Collected data
## START

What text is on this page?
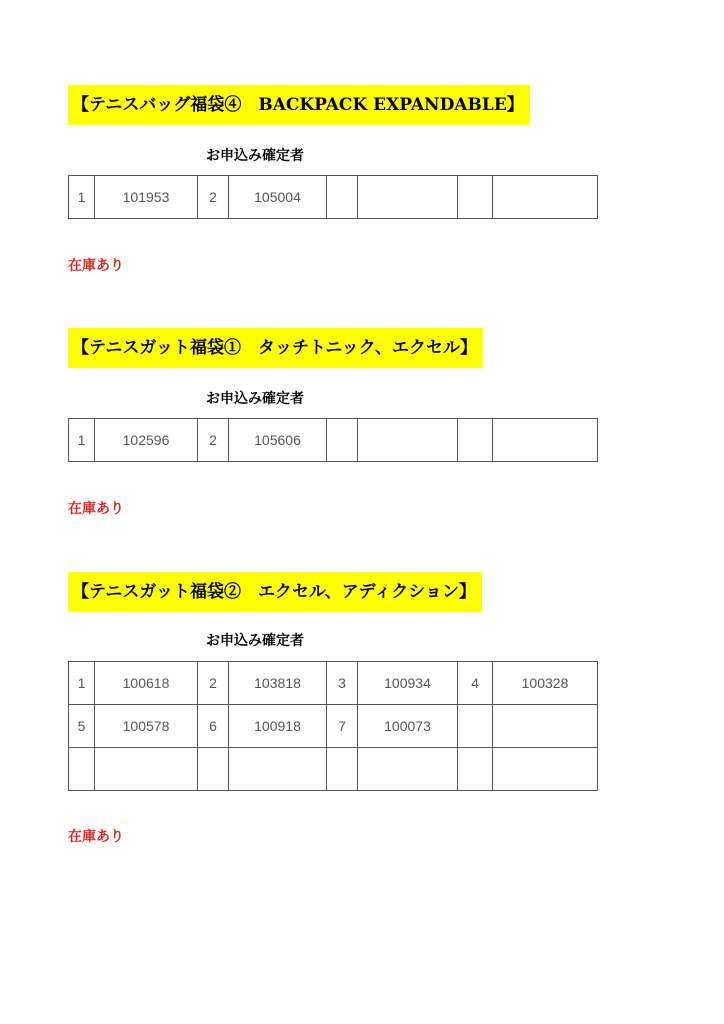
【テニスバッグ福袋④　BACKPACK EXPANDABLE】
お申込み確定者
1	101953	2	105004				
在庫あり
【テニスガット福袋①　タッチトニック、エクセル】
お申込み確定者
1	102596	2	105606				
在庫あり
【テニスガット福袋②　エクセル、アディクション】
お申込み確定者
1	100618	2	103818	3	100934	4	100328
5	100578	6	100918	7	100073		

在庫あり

## END

• **WHAT TO DO**
Transcribe the full listing above exactly as it stands, minus the pictures.

• **ANSWER BELOW**
What text is on this page?
【テニスバッグ福袋④　BACKPACK EXPANDABLE】
お申込み確定者
1	101953	2	105004				
在庫あり
【テニスガット福袋①　タッチトニック、エクセル】
お申込み確定者
1	102596	2	105606				
在庫あり
【テニスガット福袋②　エクセル、アディクション】
お申込み確定者
1	100618	2	103818	3	100934	4	100328
5	100578	6	100918	7	100073		

在庫あり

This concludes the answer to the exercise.